--- begin Records shown ---
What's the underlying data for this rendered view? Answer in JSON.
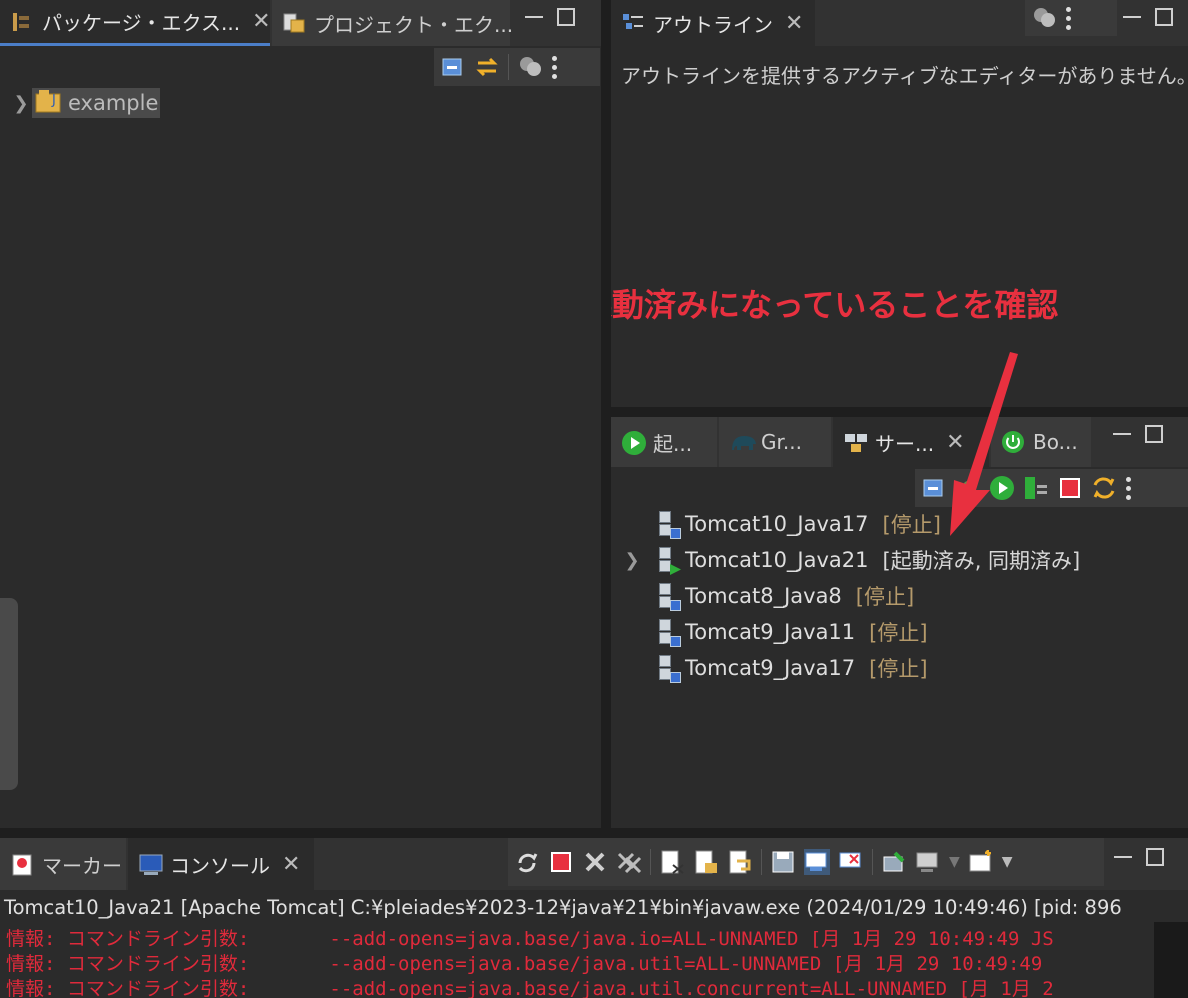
{
  "package_explorer": {
    "tabs": [
      {
        "label": "パッケージ・エクス...",
        "icon": "package-explorer-icon",
        "active": true
      },
      {
        "label": "プロジェクト・エク...",
        "icon": "project-explorer-icon",
        "active": false
      }
    ],
    "tree": [
      {
        "label": "example",
        "icon": "java-project-icon"
      }
    ]
  },
  "outline": {
    "tab_label": "アウトライン",
    "empty_message": "アウトラインを提供するアクティブなエディターがありません。"
  },
  "annotation": {
    "text": "起動済みになっていることを確認",
    "color": "#e8303f"
  },
  "servers_view": {
    "tabs": [
      {
        "label": "起...",
        "icon": "run-icon"
      },
      {
        "label": "Gr...",
        "icon": "gradle-elephant-icon"
      },
      {
        "label": "サー...",
        "icon": "servers-icon",
        "active": true
      },
      {
        "label": "Bo...",
        "icon": "boot-dashboard-icon"
      }
    ],
    "servers": [
      {
        "name": "Tomcat10_Java17",
        "state": "[停止]",
        "expandable": false,
        "running": false
      },
      {
        "name": "Tomcat10_Java21",
        "state": "[起動済み, 同期済み]",
        "expandable": true,
        "running": true
      },
      {
        "name": "Tomcat8_Java8",
        "state": "[停止]",
        "expandable": false,
        "running": false
      },
      {
        "name": "Tomcat9_Java11",
        "state": "[停止]",
        "expandable": false,
        "running": false
      },
      {
        "name": "Tomcat9_Java17",
        "state": "[停止]",
        "expandable": false,
        "running": false
      }
    ]
  },
  "console": {
    "tabs": [
      {
        "label": "マーカー",
        "icon": "markers-icon"
      },
      {
        "label": "コンソール",
        "icon": "console-icon",
        "active": true
      }
    ],
    "header": "Tomcat10_Java21 [Apache Tomcat] C:¥pleiades¥2023-12¥java¥21¥bin¥javaw.exe  (2024/01/29 10:49:46) [pid: 896",
    "lines": [
      "情報: コマンドライン引数:       --add-opens=java.base/java.io=ALL-UNNAMED [月 1月 29 10:49:49 JS",
      "情報: コマンドライン引数:       --add-opens=java.base/java.util=ALL-UNNAMED [月 1月 29 10:49:49 ",
      "情報: コマンドライン引数:       --add-opens=java.base/java.util.concurrent=ALL-UNNAMED [月 1月 2"
    ],
    "error_color": "#e02a3b"
  }
}
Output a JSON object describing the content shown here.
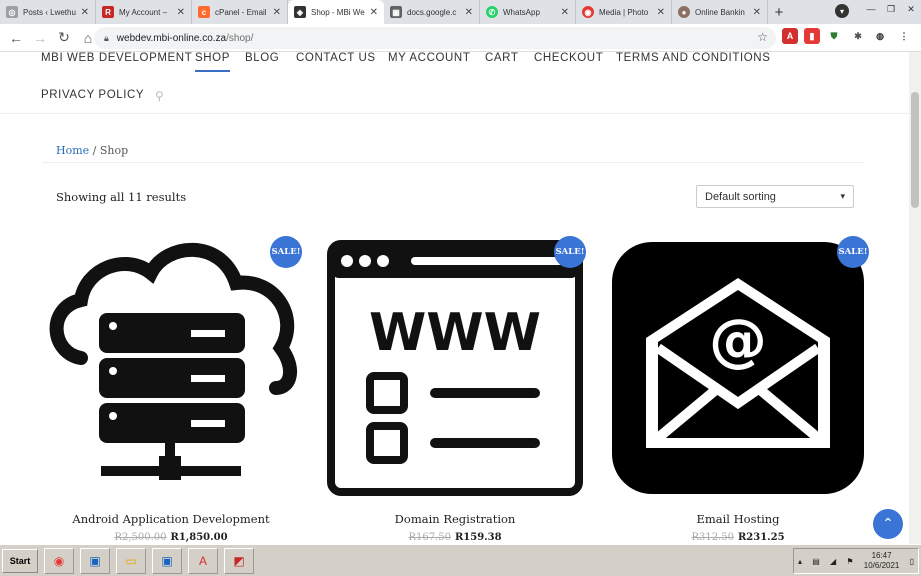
{
  "browser": {
    "tabs": [
      {
        "label": "Posts ‹ Lwethu",
        "icon_color": "#9aa0a6",
        "icon_glyph": "◎"
      },
      {
        "label": "My Account –",
        "icon_color": "#c62828",
        "icon_glyph": "R"
      },
      {
        "label": "cPanel - Email",
        "icon_color": "#ff6c2c",
        "icon_glyph": "c"
      },
      {
        "label": "Shop - MBi We",
        "icon_color": "#333333",
        "icon_glyph": "◈"
      },
      {
        "label": "docs.google.c",
        "icon_color": "#5f6368",
        "icon_glyph": "▦"
      },
      {
        "label": "WhatsApp",
        "icon_color": "#25d366",
        "icon_glyph": "✆"
      },
      {
        "label": "Media | Photo",
        "icon_color": "#e53935",
        "icon_glyph": "◉"
      },
      {
        "label": "Online Bankin",
        "icon_color": "#8d6e63",
        "icon_glyph": "●"
      }
    ],
    "close_glyph": "✕",
    "newtab_glyph": "+",
    "url_host": "webdev.mbi-online.co.za",
    "url_path": "/shop/"
  },
  "nav": {
    "items": [
      "MBI WEB DEVELOPMENT",
      "SHOP",
      "BLOG",
      "CONTACT US",
      "MY ACCOUNT",
      "CART",
      "CHECKOUT",
      "TERMS AND CONDITIONS",
      "PRIVACY POLICY"
    ],
    "search_glyph": "⚲"
  },
  "breadcrumb": {
    "home": "Home",
    "separator": " / ",
    "current": "Shop"
  },
  "shop": {
    "results": "Showing all 11 results",
    "sorting": "Default sorting",
    "sale_label": "SALE!",
    "products": [
      {
        "title": "Android Application Development",
        "old_price": "R2,500.00",
        "price": "R1,850.00"
      },
      {
        "title": "Domain Registration",
        "old_price": "R167.50",
        "price": "R159.38"
      },
      {
        "title": "Email Hosting",
        "old_price": "R312.50",
        "price": "R231.25"
      }
    ]
  },
  "taskbar": {
    "start": "Start",
    "time": "16:47",
    "date": "10/6/2021"
  },
  "colors": {
    "accent": "#3a74d4",
    "link": "#2a6fb8"
  }
}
--- end Records shown ---
Omitting all images, print the listing exactly.

Answer in full —
What's the underlying data for this rendered view? Answer in JSON.
{
  "package_explorer": {
    "tabs": [
      {
        "label": "パッケージ・エクス...",
        "icon": "package-explorer-icon",
        "active": true
      },
      {
        "label": "プロジェクト・エク...",
        "icon": "project-explorer-icon",
        "active": false
      }
    ],
    "tree": [
      {
        "label": "example",
        "icon": "java-project-icon"
      }
    ]
  },
  "outline": {
    "tab_label": "アウトライン",
    "empty_message": "アウトラインを提供するアクティブなエディターがありません。"
  },
  "annotation": {
    "text": "起動済みになっていることを確認",
    "color": "#e8303f"
  },
  "servers_view": {
    "tabs": [
      {
        "label": "起...",
        "icon": "run-icon"
      },
      {
        "label": "Gr...",
        "icon": "gradle-elephant-icon"
      },
      {
        "label": "サー...",
        "icon": "servers-icon",
        "active": true
      },
      {
        "label": "Bo...",
        "icon": "boot-dashboard-icon"
      }
    ],
    "servers": [
      {
        "name": "Tomcat10_Java17",
        "state": "[停止]",
        "expandable": false,
        "running": false
      },
      {
        "name": "Tomcat10_Java21",
        "state": "[起動済み, 同期済み]",
        "expandable": true,
        "running": true
      },
      {
        "name": "Tomcat8_Java8",
        "state": "[停止]",
        "expandable": false,
        "running": false
      },
      {
        "name": "Tomcat9_Java11",
        "state": "[停止]",
        "expandable": false,
        "running": false
      },
      {
        "name": "Tomcat9_Java17",
        "state": "[停止]",
        "expandable": false,
        "running": false
      }
    ]
  },
  "console": {
    "tabs": [
      {
        "label": "マーカー",
        "icon": "markers-icon"
      },
      {
        "label": "コンソール",
        "icon": "console-icon",
        "active": true
      }
    ],
    "header": "Tomcat10_Java21 [Apache Tomcat] C:¥pleiades¥2023-12¥java¥21¥bin¥javaw.exe  (2024/01/29 10:49:46) [pid: 896",
    "lines": [
      "情報: コマンドライン引数:       --add-opens=java.base/java.io=ALL-UNNAMED [月 1月 29 10:49:49 JS",
      "情報: コマンドライン引数:       --add-opens=java.base/java.util=ALL-UNNAMED [月 1月 29 10:49:49 ",
      "情報: コマンドライン引数:       --add-opens=java.base/java.util.concurrent=ALL-UNNAMED [月 1月 2"
    ],
    "error_color": "#e02a3b"
  }
}
Output a JSON object describing the content shown here.
{
  "browser": {
    "tabs": [
      {
        "label": "Posts ‹ Lwethu",
        "icon_color": "#9aa0a6",
        "icon_glyph": "◎"
      },
      {
        "label": "My Account –",
        "icon_color": "#c62828",
        "icon_glyph": "R"
      },
      {
        "label": "cPanel - Email",
        "icon_color": "#ff6c2c",
        "icon_glyph": "c"
      },
      {
        "label": "Shop - MBi We",
        "icon_color": "#333333",
        "icon_glyph": "◈"
      },
      {
        "label": "docs.google.c",
        "icon_color": "#5f6368",
        "icon_glyph": "▦"
      },
      {
        "label": "WhatsApp",
        "icon_color": "#25d366",
        "icon_glyph": "✆"
      },
      {
        "label": "Media | Photo",
        "icon_color": "#e53935",
        "icon_glyph": "◉"
      },
      {
        "label": "Online Bankin",
        "icon_color": "#8d6e63",
        "icon_glyph": "●"
      }
    ],
    "close_glyph": "✕",
    "newtab_glyph": "+",
    "url_host": "webdev.mbi-online.co.za",
    "url_path": "/shop/"
  },
  "nav": {
    "items": [
      "MBI WEB DEVELOPMENT",
      "SHOP",
      "BLOG",
      "CONTACT US",
      "MY ACCOUNT",
      "CART",
      "CHECKOUT",
      "TERMS AND CONDITIONS",
      "PRIVACY POLICY"
    ],
    "search_glyph": "⚲"
  },
  "breadcrumb": {
    "home": "Home",
    "separator": " / ",
    "current": "Shop"
  },
  "shop": {
    "results": "Showing all 11 results",
    "sorting": "Default sorting",
    "sale_label": "SALE!",
    "products": [
      {
        "title": "Android Application Development",
        "old_price": "R2,500.00",
        "price": "R1,850.00"
      },
      {
        "title": "Domain Registration",
        "old_price": "R167.50",
        "price": "R159.38"
      },
      {
        "title": "Email Hosting",
        "old_price": "R312.50",
        "price": "R231.25"
      }
    ]
  },
  "taskbar": {
    "start": "Start",
    "time": "16:47",
    "date": "10/6/2021"
  },
  "colors": {
    "accent": "#3a74d4",
    "link": "#2a6fb8"
  }
}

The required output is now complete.